▸ Provided entries:

□ □ □ □ □

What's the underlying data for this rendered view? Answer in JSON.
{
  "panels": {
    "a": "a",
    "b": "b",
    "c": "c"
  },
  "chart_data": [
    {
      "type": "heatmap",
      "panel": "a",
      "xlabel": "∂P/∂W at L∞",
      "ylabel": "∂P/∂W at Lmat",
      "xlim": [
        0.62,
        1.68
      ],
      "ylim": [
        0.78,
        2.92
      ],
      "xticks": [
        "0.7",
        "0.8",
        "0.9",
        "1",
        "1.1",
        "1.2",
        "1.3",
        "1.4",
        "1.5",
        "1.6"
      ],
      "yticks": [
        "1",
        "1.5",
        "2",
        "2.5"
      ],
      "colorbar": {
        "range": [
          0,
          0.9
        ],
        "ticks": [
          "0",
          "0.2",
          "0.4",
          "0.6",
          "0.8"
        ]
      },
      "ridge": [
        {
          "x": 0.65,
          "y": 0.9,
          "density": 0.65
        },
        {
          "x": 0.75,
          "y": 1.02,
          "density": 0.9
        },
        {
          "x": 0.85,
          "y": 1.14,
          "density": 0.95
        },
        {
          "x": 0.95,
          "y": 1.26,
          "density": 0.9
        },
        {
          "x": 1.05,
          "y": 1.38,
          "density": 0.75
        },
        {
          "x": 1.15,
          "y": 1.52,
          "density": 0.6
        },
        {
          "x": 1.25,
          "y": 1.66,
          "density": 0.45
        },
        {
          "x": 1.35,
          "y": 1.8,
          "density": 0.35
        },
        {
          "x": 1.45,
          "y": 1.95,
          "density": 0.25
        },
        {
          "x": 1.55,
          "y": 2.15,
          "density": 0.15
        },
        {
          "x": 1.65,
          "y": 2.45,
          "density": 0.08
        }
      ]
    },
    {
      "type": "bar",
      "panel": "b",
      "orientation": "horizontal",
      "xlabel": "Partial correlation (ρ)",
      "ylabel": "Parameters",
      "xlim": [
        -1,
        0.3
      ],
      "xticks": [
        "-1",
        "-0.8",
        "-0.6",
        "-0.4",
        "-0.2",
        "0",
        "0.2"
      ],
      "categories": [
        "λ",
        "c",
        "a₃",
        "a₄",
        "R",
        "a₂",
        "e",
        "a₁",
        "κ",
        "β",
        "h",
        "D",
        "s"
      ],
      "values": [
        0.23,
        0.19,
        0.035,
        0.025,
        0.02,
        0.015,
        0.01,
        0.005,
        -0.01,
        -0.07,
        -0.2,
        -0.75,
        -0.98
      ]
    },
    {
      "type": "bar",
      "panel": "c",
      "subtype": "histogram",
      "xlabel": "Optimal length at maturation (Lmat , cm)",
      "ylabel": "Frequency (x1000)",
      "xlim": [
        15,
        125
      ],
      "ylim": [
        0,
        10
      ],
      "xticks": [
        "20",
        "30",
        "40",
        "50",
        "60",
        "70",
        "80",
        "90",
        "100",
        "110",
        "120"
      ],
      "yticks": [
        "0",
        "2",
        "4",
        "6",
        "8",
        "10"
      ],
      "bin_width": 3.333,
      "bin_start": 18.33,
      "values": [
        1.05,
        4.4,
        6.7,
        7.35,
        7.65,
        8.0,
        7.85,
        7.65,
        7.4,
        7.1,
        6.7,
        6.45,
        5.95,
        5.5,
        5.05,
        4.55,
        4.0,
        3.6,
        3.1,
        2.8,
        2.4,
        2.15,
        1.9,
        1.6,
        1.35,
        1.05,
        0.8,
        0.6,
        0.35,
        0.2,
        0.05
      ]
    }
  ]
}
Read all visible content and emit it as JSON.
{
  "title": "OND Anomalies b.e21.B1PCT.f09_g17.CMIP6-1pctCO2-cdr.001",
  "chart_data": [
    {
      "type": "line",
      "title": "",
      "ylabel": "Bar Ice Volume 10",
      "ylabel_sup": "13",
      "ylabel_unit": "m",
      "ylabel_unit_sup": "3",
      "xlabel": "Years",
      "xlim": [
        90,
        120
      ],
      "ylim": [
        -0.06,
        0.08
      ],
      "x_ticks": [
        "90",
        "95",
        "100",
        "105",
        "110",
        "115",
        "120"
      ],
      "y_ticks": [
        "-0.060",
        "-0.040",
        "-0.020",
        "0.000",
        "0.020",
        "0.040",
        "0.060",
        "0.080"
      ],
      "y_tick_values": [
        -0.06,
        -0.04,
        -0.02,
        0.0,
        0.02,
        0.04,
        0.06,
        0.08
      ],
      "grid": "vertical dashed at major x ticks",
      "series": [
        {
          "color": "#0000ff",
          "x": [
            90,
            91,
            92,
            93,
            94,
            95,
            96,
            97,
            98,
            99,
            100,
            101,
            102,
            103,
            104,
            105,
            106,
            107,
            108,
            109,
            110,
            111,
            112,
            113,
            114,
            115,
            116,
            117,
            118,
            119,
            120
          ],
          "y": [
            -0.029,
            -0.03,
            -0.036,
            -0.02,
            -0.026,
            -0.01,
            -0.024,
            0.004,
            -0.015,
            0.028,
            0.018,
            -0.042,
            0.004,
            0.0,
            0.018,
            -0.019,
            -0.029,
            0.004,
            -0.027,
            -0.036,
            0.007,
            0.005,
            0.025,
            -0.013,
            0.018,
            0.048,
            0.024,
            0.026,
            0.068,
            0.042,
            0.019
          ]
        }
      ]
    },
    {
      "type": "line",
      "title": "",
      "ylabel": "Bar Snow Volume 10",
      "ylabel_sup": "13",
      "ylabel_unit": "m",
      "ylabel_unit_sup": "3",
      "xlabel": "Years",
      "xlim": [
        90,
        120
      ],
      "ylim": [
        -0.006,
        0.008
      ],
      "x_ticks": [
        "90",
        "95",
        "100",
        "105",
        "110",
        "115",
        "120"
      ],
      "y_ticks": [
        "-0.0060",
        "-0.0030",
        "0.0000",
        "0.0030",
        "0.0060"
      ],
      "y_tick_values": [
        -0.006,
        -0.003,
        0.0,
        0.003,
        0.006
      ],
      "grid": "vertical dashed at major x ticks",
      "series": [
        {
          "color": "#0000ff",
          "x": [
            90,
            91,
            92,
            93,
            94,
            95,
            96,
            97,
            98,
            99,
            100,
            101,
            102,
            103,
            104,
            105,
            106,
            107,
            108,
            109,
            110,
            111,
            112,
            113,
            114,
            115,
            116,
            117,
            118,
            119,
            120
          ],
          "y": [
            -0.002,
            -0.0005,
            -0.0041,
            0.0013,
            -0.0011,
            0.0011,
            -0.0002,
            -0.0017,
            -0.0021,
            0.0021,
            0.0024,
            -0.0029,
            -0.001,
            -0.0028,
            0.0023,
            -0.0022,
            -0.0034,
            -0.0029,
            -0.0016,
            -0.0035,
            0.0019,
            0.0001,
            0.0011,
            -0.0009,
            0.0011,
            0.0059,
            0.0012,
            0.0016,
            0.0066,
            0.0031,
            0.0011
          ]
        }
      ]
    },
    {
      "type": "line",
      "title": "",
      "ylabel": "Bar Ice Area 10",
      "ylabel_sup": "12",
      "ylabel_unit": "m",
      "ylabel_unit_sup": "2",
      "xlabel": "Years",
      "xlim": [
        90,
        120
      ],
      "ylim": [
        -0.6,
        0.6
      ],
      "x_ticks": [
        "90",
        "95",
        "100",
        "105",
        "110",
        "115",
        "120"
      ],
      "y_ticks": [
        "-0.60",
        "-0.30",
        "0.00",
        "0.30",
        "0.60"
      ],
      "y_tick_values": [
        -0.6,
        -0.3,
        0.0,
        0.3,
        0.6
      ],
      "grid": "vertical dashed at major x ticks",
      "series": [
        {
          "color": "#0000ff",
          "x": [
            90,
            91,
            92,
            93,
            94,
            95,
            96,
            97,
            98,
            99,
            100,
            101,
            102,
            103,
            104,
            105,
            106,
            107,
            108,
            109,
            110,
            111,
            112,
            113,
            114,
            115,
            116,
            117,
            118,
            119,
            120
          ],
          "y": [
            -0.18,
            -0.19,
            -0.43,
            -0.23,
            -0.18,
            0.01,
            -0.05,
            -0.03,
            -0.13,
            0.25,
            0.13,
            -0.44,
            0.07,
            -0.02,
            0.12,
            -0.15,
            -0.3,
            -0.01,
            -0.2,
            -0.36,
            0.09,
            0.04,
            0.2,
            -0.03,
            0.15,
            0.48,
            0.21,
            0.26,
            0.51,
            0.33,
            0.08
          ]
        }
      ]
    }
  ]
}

□ □ □ □ □

▸ Request:
Report the number of lines containing the string "Volume" and add nothing to it.

▸ Task output:
2